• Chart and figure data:
--- Start ---

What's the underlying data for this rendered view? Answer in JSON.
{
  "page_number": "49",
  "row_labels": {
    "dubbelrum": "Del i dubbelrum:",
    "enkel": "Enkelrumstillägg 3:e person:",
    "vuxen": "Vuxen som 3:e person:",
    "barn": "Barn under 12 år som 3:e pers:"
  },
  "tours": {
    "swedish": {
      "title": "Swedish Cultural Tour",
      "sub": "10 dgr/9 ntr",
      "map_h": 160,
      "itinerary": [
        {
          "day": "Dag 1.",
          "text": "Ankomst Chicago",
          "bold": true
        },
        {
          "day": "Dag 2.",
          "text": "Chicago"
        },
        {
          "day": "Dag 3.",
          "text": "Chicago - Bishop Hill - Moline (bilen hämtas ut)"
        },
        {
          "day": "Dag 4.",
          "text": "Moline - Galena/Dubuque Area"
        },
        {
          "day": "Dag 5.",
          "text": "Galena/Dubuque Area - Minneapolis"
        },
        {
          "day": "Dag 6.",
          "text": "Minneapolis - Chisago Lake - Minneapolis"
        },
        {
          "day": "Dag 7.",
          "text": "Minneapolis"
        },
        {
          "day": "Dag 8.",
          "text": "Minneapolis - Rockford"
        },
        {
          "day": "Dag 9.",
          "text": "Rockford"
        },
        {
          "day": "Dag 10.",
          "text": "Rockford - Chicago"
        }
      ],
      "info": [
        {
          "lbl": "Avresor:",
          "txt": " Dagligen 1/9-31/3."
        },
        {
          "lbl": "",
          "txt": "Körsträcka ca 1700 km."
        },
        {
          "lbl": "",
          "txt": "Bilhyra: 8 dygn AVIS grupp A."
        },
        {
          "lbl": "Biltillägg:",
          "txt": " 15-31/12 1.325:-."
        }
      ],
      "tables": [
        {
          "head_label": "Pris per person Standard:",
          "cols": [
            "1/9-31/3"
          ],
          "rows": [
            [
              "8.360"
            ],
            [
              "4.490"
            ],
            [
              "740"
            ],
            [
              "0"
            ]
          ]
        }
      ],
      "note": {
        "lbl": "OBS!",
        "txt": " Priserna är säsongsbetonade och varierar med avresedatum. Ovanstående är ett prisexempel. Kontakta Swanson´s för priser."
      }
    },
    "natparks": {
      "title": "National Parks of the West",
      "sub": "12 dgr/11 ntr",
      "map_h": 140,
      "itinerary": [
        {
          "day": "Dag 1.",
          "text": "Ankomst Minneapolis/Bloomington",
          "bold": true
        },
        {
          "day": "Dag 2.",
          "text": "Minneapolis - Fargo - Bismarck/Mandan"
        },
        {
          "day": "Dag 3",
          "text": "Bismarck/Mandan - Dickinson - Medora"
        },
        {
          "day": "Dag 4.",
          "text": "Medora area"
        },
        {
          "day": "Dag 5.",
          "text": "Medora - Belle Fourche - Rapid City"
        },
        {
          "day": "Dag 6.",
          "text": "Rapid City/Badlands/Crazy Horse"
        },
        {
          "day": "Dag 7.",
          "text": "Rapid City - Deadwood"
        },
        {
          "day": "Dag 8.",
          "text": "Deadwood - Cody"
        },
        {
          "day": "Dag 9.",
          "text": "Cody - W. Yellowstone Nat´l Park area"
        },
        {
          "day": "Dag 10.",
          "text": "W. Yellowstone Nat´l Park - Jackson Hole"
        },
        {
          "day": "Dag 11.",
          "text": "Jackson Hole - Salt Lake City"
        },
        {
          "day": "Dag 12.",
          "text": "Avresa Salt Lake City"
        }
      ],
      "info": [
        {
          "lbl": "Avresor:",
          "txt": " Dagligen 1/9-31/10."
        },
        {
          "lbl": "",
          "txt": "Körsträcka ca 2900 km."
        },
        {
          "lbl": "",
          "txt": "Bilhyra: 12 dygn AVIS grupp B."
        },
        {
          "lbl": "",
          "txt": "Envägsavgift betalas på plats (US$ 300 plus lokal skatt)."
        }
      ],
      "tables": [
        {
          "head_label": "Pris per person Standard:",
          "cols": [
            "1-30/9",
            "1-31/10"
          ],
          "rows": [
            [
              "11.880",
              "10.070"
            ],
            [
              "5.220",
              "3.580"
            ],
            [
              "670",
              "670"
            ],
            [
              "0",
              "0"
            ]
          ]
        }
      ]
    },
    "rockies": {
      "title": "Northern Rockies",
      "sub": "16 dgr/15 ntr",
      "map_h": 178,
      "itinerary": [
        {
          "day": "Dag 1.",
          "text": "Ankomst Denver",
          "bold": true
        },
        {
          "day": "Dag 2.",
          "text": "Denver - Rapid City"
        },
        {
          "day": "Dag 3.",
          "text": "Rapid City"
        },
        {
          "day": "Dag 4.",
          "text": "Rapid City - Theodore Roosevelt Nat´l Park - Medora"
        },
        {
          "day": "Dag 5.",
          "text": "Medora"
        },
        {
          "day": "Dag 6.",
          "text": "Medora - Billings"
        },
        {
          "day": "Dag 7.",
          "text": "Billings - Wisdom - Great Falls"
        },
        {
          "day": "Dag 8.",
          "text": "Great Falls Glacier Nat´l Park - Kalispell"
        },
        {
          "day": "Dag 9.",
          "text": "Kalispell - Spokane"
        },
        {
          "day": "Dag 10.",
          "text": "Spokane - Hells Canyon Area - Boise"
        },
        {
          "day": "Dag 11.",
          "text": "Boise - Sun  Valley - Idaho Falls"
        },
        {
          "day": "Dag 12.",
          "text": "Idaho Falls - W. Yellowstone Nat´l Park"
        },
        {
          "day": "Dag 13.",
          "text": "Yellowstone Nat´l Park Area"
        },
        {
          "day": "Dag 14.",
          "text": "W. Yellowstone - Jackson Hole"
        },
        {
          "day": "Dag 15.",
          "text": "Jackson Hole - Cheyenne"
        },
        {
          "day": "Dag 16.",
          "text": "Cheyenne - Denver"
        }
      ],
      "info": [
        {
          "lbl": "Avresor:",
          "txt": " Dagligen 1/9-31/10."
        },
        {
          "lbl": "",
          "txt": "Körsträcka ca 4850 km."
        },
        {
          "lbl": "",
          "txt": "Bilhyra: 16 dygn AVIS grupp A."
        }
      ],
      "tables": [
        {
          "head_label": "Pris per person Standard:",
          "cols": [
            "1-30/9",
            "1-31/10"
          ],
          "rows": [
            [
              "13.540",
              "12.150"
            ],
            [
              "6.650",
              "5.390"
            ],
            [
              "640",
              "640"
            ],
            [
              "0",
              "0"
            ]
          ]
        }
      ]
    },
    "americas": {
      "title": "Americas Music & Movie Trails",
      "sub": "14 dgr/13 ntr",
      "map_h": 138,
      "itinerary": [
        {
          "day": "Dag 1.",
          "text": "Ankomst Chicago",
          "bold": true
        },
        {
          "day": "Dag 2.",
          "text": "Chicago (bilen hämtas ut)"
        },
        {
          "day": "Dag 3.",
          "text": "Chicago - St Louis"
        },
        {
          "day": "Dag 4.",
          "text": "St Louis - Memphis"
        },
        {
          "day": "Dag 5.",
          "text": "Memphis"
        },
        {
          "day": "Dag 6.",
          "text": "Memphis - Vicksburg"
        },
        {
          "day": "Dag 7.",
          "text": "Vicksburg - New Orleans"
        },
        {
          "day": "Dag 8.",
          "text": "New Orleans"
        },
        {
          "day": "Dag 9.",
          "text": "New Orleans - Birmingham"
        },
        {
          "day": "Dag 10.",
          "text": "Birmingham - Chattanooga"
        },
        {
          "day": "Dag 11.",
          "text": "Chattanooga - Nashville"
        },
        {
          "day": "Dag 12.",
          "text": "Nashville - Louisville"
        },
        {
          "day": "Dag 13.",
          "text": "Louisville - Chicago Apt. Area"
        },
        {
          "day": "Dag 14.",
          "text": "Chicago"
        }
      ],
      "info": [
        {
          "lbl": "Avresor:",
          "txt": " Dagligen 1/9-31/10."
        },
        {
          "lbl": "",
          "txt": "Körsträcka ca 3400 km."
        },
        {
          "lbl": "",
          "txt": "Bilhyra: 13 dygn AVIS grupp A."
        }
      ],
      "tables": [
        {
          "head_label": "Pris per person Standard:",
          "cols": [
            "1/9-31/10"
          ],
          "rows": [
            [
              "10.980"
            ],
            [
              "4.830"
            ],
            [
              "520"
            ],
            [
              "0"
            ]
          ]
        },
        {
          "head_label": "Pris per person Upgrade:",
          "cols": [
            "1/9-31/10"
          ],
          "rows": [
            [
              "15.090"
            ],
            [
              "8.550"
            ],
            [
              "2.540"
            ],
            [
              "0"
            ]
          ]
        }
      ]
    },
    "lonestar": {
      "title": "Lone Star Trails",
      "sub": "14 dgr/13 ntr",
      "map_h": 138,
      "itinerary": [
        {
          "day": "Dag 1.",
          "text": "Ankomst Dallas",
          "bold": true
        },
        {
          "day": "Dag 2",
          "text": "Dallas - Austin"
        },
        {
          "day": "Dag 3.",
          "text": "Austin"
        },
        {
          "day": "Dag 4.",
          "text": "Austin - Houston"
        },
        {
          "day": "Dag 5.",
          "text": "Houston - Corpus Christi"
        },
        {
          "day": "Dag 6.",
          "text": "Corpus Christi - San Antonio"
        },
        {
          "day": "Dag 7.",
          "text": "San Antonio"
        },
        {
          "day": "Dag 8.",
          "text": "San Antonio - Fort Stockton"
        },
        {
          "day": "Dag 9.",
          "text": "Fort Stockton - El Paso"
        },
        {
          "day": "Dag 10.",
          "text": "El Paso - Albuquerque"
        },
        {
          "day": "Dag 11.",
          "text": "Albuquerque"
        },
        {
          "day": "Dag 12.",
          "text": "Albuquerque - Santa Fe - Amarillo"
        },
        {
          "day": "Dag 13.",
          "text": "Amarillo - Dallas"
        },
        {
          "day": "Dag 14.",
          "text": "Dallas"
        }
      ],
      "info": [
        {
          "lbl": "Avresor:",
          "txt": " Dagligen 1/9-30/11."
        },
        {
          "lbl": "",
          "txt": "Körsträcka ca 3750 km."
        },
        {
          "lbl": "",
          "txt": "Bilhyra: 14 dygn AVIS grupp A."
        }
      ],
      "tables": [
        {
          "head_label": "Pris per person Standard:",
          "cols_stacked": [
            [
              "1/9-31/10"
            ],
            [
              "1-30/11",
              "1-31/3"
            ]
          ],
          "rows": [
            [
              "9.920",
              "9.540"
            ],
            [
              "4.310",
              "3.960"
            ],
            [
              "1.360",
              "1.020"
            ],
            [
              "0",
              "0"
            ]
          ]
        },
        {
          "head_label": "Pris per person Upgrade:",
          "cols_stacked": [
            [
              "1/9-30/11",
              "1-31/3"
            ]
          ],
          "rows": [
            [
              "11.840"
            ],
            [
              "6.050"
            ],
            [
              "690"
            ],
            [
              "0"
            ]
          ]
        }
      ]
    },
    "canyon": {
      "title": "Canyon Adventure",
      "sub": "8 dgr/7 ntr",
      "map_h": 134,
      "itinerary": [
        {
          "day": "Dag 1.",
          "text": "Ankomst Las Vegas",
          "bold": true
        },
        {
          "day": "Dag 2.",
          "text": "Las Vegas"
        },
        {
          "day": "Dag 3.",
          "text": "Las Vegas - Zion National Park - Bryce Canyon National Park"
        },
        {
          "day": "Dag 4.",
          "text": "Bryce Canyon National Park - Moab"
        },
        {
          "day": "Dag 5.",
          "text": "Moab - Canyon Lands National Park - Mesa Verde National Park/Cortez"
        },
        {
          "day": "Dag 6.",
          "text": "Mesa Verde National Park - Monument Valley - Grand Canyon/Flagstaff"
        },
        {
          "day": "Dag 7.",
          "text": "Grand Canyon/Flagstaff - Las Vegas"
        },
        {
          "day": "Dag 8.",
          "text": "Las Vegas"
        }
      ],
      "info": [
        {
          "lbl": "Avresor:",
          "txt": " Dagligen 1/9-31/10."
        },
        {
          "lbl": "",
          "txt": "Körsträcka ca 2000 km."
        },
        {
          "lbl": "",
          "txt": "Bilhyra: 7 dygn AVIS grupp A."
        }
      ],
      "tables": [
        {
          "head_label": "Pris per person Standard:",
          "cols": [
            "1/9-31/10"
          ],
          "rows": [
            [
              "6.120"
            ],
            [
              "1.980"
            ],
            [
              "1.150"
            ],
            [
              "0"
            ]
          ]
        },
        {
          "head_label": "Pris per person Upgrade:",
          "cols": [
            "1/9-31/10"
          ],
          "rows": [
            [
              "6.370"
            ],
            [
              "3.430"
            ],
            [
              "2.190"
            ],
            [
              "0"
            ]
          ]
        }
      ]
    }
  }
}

--- End ---

Reply with only the number of lines in the entries that contain the word "Fort".

• OUTPUT FOR THIS TASK:
2